• Extrait:
# # # # #

(* ==================================================================
   Cours 4 (suite) : Classification lineaire (logistic regression)
   ================================================================== *)

#directory "/home/thiry/Bureau/ML"
#load "graphiques.cmo"
open Graphiques

(* ------------------------------------------------------------------
   Principe
   ------------------------------------------------------------------ *
   On a des points (x, y) de deux couleurs differentes.
   On cherche la droite (ou le hyperplan) qui les separe au mieux :
       z = w0 + w1*x + w2*y
       prediction = sigmoid(z)   ->  0 ou 1

   La fonction sigmoid transforme un reel en probabilite entre 0 et 1 :
       sigmoid(z) = 1 / (1 + exp(-z))

   On ajuste les poids w par descente de gradient pour minimiser
   l'erreur de classification (cross-entropy).
   ------------------------------------------------------------------ *)

(* ------------------------------------------------------------------
   1. Fonctions de base
   ------------------------------------------------------------------ *)

let sigmoid z = 1. /. (1. +. exp (-.z))

(* Prediction : transforme (x,y) en probabilite d'appartenir a la classe 1 *)
let prediction (w0, w1, w2) (x, y) =
  sigmoid (w0 +. w1 *. x +. w2 *. y)

(* ------------------------------------------------------------------
   2. Fonction de cout (cross-entropy)
   ------------------------------------------------------------------ *)

let cout (w0, w1, w2) donnees =
  let n = float_of_int (List.length donnees) in
  List.fold_left (fun somme (x, y, cible) ->
    let p = prediction (w0, w1, w2) (x, y) in
    (* Cross-entropy : -[cible*log(p) + (1-cible)*log(1-p)] *)

# # # # #

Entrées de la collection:
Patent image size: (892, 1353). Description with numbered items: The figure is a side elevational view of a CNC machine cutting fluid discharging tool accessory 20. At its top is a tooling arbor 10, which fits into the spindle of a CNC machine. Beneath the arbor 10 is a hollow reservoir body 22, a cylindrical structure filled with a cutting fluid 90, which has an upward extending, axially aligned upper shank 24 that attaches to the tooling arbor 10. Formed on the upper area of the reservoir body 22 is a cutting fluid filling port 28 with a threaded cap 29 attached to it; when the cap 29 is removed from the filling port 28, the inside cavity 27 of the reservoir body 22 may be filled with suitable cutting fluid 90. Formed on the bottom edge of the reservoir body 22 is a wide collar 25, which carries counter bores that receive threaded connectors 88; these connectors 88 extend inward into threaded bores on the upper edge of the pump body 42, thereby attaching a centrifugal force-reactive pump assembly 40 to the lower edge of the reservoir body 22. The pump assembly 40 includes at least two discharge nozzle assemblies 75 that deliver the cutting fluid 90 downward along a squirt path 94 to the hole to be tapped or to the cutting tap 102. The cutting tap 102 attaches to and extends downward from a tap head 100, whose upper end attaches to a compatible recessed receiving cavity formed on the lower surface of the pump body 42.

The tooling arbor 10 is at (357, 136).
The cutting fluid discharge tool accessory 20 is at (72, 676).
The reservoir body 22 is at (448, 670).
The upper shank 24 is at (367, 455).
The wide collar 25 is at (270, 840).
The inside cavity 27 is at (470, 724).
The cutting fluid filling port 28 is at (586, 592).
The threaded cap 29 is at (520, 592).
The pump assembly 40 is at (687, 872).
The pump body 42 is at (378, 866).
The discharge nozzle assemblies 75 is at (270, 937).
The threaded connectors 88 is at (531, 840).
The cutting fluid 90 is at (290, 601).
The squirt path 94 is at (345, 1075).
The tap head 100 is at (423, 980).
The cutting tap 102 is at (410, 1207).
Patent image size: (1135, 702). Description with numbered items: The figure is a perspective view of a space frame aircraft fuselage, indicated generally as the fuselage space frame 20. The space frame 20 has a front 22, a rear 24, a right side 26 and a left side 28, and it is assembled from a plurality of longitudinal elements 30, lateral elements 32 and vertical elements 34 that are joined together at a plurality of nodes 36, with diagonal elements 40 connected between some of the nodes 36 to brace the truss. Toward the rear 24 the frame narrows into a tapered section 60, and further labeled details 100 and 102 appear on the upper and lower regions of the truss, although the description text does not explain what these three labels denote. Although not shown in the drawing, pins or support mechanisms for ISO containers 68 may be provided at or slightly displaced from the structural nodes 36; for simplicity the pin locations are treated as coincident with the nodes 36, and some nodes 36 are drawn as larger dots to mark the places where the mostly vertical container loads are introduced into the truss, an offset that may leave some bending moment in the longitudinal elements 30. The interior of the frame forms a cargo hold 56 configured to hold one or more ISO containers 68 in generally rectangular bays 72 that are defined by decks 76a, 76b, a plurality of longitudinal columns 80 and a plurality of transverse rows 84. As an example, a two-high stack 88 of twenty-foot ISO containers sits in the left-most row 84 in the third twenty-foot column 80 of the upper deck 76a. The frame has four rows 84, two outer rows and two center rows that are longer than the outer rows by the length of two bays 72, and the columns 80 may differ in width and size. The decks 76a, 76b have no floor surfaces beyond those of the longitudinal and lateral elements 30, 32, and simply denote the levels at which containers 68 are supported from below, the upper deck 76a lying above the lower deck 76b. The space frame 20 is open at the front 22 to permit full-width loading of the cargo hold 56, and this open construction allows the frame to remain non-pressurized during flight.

# # # # #

Reprenez le code OCaml sur la régression logistique, plus haut, et poursuivez-le à partir de sa dernière ligne.

• Réponse rédigée:
    let eps = 1e-15 in  (* evite log(0) *)
    let p = max eps (min (1. -. eps) p) in
    somme -. (cible *. log p +. (1. -. cible) *. log (1. -. p))
  ) 0. donnees /. n

(* ------------------------------------------------------------------
   3. Descente de gradient
   ------------------------------------------------------------------ *)

let gradient (w0, w1, w2) donnees =
  let n = float_of_int (List.length donnees) in
  List.fold_left (fun (g0, g1, g2) (x, y, cible) ->
    let p = prediction (w0, w1, w2) (x, y) in
    let err = p -. cible in
    (g0 +. err, g1 +. err *. x, g2 +. err *. y)
  ) (0., 0., 0.) donnees
  |> fun (g0, g1, g2) -> (g0 /. n, g1 /. n, g2 /. n)

let descente_gradient donnees taux pas_init n_iter =
  let rec boucle w t =
    if t >= n_iter then w
    else
      let taux_decay = taux /. (1. +. 0.001 *. float_of_int t) in
      let (g0, g1, g2) = gradient w donnees in
      let (w0, w1, w2) = w in
      boucle (w0 -. taux_decay *. g0,
              w1 -. taux_decay *. g1,
              w2 -. taux_decay *. g2) (t + 1)
  in
  boucle (0., 0., 0.) 0

(* ------------------------------------------------------------------
   4. Generation de donnees
   ------------------------------------------------------------------ *)

(* Nuage de points 2D avec deux classes *)
let genere_nuage n_par_classe =
  let rec points cls n acc =
    if n <= 0 then acc
    else
      let x = Random.float 10. -. 5.
      and y = Random.float 10. -. 5. in
      let (x, y, cible) =
        if cls = 0 then
          (x -. 2., y -. 2., 0.)
        else
          (x +. 2., y +. 2., 1.)
      in
      (* Ajouter un peu de bruit *)
      let x = x +. Random.float 1. -. 0.5
      and y = y +. Random.float 1. -. 0.5 in
      points cls (n - 1) ((x, y, cible) :: acc)
  in
  points 0 n_par_classe [] @ points 1 n_par_classe []

(* ------------------------------------------------------------------
   5. Evaluation
   ------------------------------------------------------------------ *)

let exactitude w donnees =
  let bonnes = List.filter (fun (x, y, cible) ->
    let p = prediction w (x, y) in
    (p >= 0.5 && cible = 1.) || (p < 0.5 && cible = 0.)
  ) donnees in
  100. *. float_of_int (List.length bonnes) /. float_of_int (List.length donnees)

(* ------------------------------------------------------------------
   6. Affichage du nuage et de la frontiere
   ------------------------------------------------------------------ *)

(* Frontiere de decision : w0 + w1*x + w2*y = 0  ->  y = -(w0 + w1*x) / w2 *)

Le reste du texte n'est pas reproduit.